# Stored records
•••

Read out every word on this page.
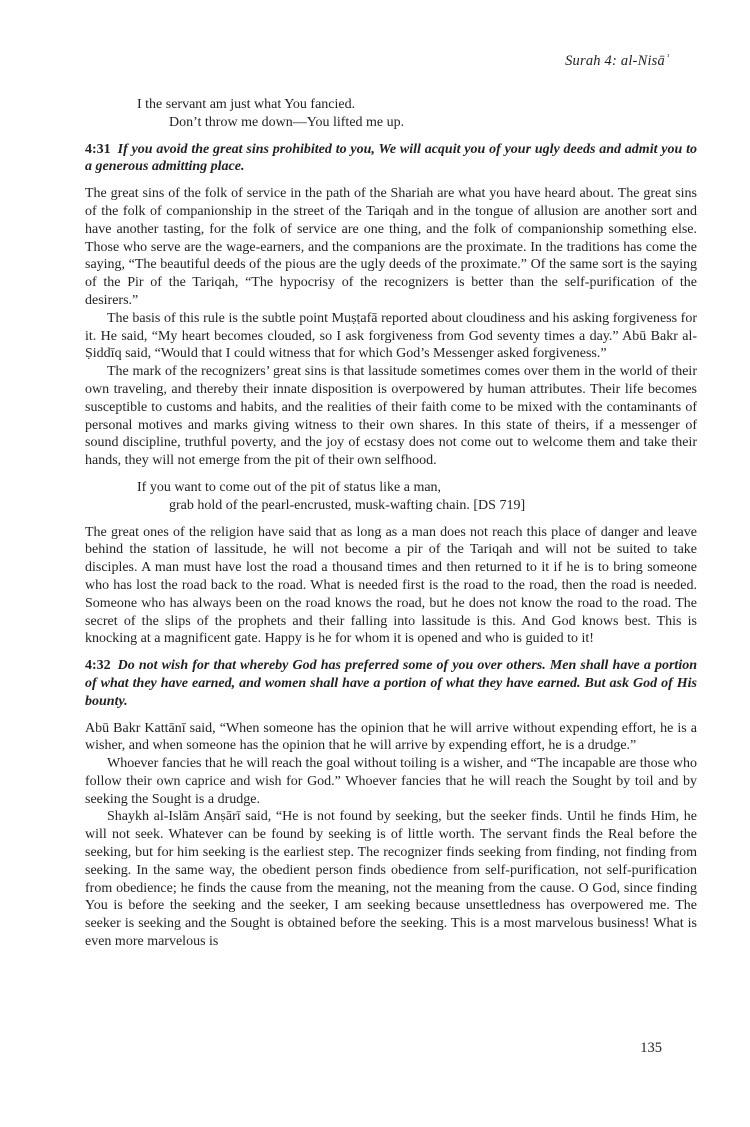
Surah 4: al-Nisāʾ
I the servant am just what You fancied.
Don’t throw me down—You lifted me up.

4:31 If you avoid the great sins prohibited to you, We will acquit you of your ugly deeds and admit you to a generous admitting place.

The great sins of the folk of service in the path of the Shariah are what you have heard about. The great sins of the folk of companionship in the street of the Tariqah and in the tongue of allusion are another sort and have another tasting, for the folk of service are one thing, and the folk of companionship something else. Those who serve are the wage-earners, and the companions are the proximate. In the traditions has come the saying, “The beautiful deeds of the pious are the ugly deeds of the proximate.” Of the same sort is the saying of the Pir of the Tariqah, “The hypocrisy of the recognizers is better than the self-purification of the desirers.”

The basis of this rule is the subtle point Muṣṭafā reported about cloudiness and his asking forgiveness for it. He said, “My heart becomes clouded, so I ask forgiveness from God seventy times a day.” Abū Bakr al-Ṣiddīq said, “Would that I could witness that for which God’s Messenger asked forgiveness.”

The mark of the recognizers’ great sins is that lassitude sometimes comes over them in the world of their own traveling, and thereby their innate disposition is overpowered by human attributes. Their life becomes susceptible to customs and habits, and the realities of their faith come to be mixed with the contaminants of personal motives and marks giving witness to their own shares. In this state of theirs, if a messenger of sound discipline, truthful poverty, and the joy of ecstasy does not come out to welcome them and take their hands, they will not emerge from the pit of their own selfhood.

If you want to come out of the pit of status like a man,
grab hold of the pearl-encrusted, musk-wafting chain. [DS 719]

The great ones of the religion have said that as long as a man does not reach this place of danger and leave behind the station of lassitude, he will not become a pir of the Tariqah and will not be suited to take disciples. A man must have lost the road a thousand times and then returned to it if he is to bring someone who has lost the road back to the road. What is needed first is the road to the road, then the road is needed. Someone who has always been on the road knows the road, but he does not know the road to the road. The secret of the slips of the prophets and their falling into lassitude is this. And God knows best. This is knocking at a magnificent gate. Happy is he for whom it is opened and who is guided to it!

4:32 Do not wish for that whereby God has preferred some of you over others. Men shall have a portion of what they have earned, and women shall have a portion of what they have earned. But ask God of His bounty.

Abū Bakr Kattānī said, “When someone has the opinion that he will arrive without expending effort, he is a wisher, and when someone has the opinion that he will arrive by expending effort, he is a drudge.”

Whoever fancies that he will reach the goal without toiling is a wisher, and “The incapable are those who follow their own caprice and wish for God.” Whoever fancies that he will reach the Sought by toil and by seeking the Sought is a drudge.

Shaykh al-Islām Anṣārī said, “He is not found by seeking, but the seeker finds. Until he finds Him, he will not seek. Whatever can be found by seeking is of little worth. The servant finds the Real before the seeking, but for him seeking is the earliest step. The recognizer finds seeking from finding, not finding from seeking. In the same way, the obedient person finds obedience from self-purification, not self-purification from obedience; he finds the cause from the meaning, not the meaning from the cause. O God, since finding You is before the seeking and the seeker, I am seeking because unsettledness has overpowered me. The seeker is seeking and the Sought is obtained before the seeking. This is a most marvelous business! What is even more marvelous is

135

•••

# Prompt
Copy down every line of the material above that includes the string "ugly".

# Final result
4:31 If you avoid the great sins prohibited to you, We will acquit you of your ugly deeds and admit you to a generous admitting place.
The great sins of the folk of service in the path of the Shariah are what you have heard about. The great sins of the folk of companionship in the street of the Tariqah and in the tongue of allusion are another sort and have another tasting, for the folk of service are one thing, and the folk of companionship something else. Those who serve are the wage-earners, and the companions are the proximate. In the traditions has come the saying, “The beautiful deeds of the pious are the ugly deeds of the proximate.” Of the same sort is the saying of the Pir of the Tariqah, “The hypocrisy of the recognizers is better than the self-purification of the desirers.”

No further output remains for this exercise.